* Aim
Gather all lines from the material that contain the word "JSON".

* Input material
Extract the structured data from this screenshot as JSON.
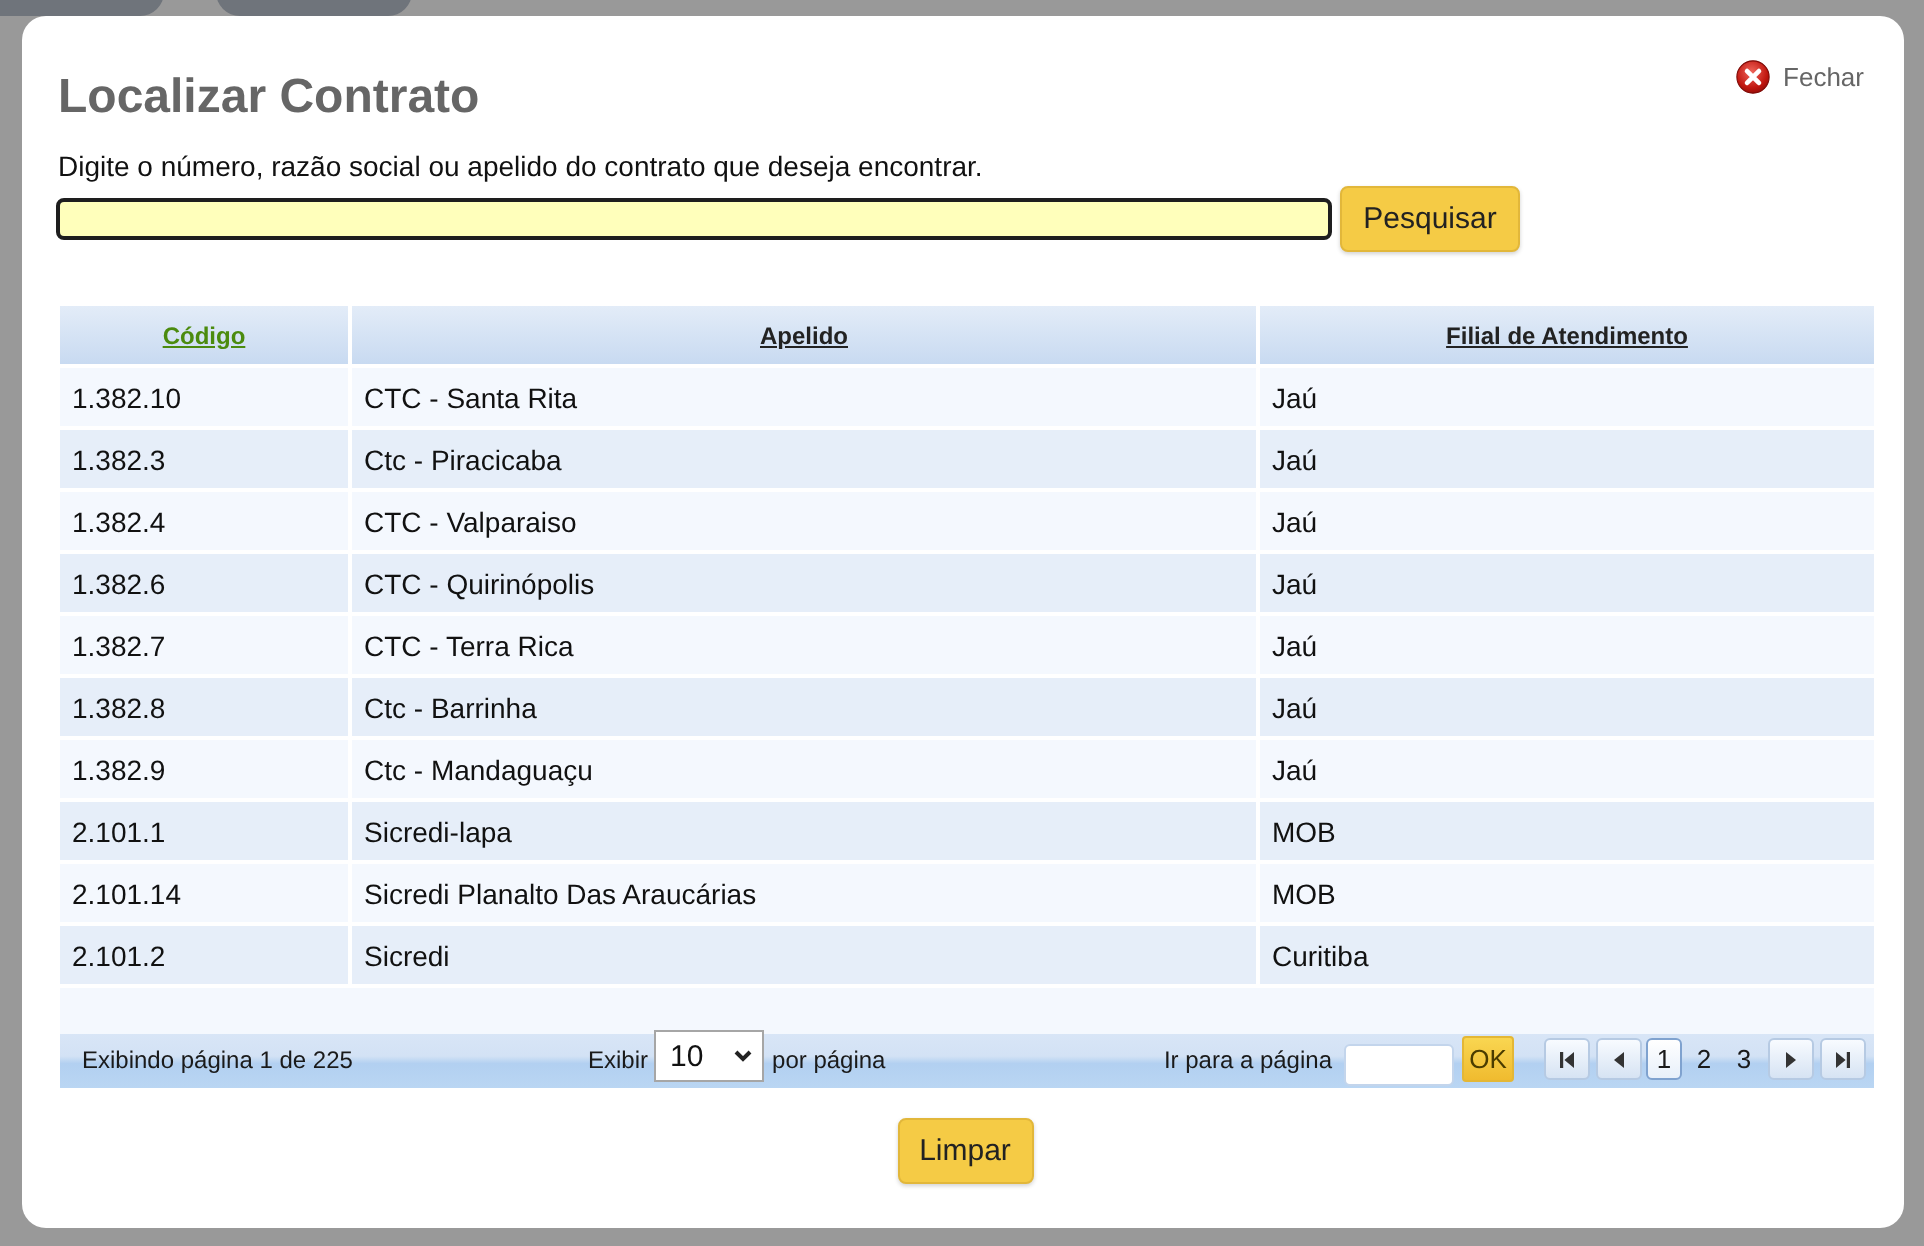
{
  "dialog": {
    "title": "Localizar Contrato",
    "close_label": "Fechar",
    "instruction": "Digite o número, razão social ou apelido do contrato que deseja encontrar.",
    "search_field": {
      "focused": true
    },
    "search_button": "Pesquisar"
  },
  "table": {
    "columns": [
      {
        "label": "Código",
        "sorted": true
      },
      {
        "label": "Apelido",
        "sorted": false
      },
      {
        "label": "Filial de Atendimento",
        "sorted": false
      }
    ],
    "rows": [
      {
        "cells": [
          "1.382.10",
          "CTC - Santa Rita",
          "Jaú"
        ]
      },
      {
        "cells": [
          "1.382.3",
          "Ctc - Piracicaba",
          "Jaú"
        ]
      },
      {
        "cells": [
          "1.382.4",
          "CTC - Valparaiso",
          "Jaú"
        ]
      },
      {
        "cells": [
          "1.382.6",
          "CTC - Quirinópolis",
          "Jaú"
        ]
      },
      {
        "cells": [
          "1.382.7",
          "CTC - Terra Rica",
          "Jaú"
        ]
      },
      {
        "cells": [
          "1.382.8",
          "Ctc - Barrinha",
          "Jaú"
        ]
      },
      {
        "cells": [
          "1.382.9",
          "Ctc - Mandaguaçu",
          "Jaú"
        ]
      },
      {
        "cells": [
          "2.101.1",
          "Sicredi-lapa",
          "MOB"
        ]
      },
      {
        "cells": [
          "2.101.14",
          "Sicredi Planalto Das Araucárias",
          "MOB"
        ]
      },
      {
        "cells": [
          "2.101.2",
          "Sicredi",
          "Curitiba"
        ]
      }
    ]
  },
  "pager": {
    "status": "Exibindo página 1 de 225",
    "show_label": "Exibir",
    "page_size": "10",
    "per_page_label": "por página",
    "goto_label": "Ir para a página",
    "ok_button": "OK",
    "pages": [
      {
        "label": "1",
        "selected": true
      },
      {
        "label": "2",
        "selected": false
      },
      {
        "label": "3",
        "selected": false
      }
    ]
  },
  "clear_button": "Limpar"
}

...

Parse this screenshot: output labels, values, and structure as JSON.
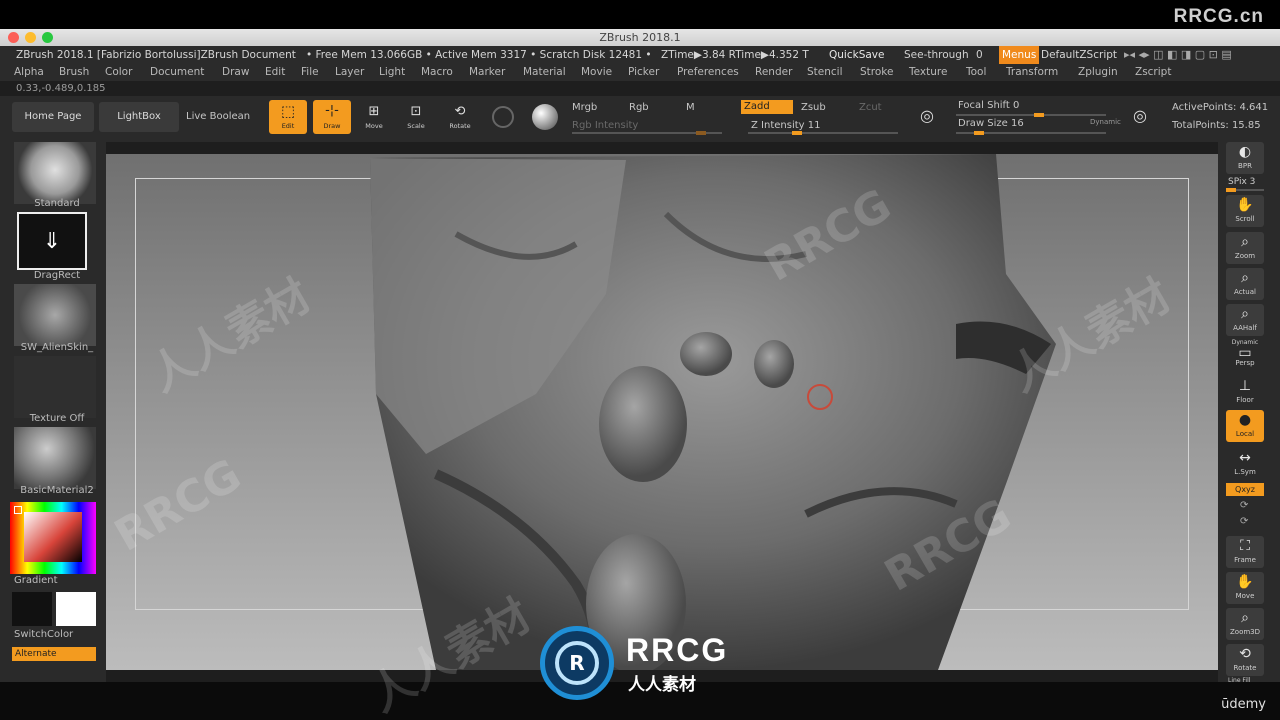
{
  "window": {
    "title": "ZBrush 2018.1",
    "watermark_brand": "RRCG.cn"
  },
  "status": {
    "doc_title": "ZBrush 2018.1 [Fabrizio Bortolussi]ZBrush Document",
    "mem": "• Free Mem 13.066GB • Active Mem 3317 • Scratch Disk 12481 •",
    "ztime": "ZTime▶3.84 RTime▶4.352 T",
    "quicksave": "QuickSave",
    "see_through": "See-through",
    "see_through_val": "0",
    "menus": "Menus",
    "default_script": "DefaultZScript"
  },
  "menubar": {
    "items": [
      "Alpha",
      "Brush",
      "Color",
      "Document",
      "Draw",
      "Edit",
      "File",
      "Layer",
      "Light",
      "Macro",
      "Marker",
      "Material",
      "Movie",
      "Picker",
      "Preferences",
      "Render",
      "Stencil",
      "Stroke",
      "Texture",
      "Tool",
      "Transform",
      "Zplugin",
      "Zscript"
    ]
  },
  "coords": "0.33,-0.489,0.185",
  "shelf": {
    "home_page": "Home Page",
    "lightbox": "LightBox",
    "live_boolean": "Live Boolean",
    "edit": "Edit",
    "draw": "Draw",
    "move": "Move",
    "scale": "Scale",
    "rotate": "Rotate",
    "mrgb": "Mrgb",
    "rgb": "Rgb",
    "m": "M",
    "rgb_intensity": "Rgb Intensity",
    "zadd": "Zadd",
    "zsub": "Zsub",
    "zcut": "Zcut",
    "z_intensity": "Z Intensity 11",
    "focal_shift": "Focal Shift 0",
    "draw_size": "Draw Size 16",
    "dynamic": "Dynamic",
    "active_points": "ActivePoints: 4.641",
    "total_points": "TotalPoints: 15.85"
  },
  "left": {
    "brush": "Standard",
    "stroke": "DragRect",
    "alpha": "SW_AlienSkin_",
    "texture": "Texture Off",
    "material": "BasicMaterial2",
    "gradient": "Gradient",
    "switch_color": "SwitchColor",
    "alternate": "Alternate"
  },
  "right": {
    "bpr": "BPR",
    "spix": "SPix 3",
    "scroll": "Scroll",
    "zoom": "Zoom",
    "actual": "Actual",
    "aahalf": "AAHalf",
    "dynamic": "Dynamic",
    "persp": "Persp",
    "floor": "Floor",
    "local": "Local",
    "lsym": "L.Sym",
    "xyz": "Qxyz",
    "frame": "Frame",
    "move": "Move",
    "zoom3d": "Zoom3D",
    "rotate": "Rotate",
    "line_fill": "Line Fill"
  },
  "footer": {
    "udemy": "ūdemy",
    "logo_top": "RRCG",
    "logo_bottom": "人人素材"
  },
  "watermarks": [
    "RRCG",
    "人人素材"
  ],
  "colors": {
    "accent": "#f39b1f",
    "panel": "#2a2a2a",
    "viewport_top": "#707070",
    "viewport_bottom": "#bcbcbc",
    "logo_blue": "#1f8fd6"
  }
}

--

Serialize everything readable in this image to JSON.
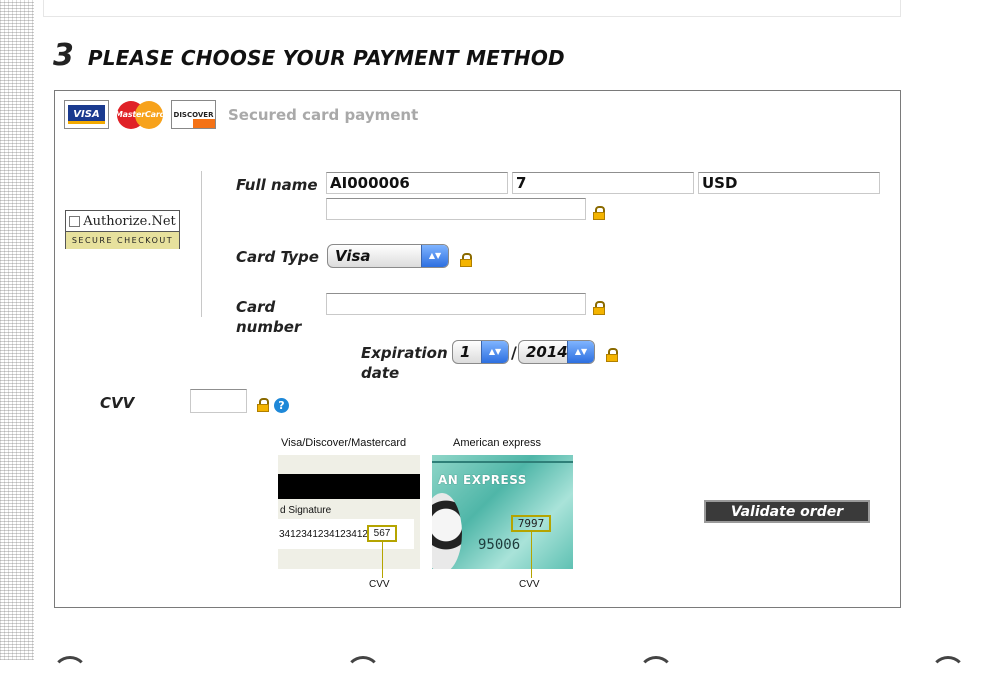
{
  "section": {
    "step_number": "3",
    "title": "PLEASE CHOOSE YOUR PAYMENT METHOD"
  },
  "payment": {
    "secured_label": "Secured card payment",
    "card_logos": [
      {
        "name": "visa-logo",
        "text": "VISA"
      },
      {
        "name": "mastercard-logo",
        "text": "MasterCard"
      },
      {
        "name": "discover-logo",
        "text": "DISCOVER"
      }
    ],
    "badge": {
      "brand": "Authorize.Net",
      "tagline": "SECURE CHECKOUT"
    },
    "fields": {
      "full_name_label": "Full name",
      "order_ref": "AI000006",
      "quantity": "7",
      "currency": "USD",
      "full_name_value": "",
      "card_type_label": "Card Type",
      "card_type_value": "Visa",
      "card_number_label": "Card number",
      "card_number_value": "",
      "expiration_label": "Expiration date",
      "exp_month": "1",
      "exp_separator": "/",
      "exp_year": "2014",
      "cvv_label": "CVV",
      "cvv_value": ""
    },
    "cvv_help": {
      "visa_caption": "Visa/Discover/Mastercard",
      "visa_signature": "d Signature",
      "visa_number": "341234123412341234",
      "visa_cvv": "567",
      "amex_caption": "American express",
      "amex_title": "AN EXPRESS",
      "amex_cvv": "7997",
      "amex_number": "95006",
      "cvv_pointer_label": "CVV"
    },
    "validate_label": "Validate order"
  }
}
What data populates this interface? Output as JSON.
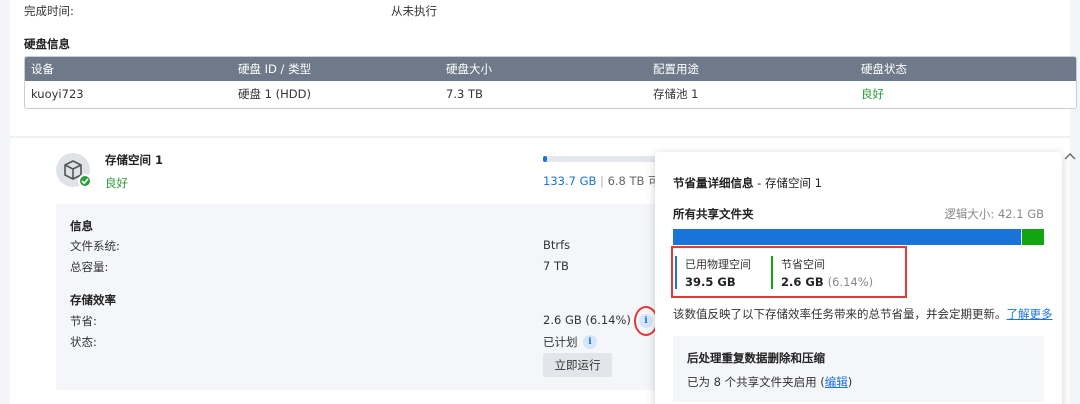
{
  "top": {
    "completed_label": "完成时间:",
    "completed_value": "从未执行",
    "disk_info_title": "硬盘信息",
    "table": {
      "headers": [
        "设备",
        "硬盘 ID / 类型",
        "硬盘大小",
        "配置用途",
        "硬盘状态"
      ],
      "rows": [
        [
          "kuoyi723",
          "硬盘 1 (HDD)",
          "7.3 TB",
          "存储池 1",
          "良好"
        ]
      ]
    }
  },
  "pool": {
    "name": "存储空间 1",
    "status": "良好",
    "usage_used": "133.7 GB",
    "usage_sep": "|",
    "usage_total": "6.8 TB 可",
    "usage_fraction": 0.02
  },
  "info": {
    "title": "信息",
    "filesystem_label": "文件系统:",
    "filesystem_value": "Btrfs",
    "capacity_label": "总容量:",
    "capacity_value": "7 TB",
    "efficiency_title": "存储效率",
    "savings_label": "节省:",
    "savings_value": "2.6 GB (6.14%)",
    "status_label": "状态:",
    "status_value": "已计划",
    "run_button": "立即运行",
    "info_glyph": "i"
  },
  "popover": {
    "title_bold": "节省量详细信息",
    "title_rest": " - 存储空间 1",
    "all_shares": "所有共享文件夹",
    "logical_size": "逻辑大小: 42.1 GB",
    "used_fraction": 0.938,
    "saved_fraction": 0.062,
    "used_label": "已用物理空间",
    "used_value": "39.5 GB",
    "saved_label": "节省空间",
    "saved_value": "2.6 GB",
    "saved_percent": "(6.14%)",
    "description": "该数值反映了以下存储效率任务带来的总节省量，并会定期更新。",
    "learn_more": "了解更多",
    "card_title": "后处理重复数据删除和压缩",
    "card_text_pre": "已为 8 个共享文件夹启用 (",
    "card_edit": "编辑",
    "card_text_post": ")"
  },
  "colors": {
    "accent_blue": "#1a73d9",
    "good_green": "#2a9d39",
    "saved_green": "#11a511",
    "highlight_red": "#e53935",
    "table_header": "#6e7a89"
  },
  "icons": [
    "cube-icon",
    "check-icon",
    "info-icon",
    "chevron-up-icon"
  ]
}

* Task answer
Extract the structured data from this screenshot as JSON.
Parse this screenshot: output labels, values, and structure as JSON.
Serialize everything readable in this image to JSON.
What data populates this interface? Output as JSON.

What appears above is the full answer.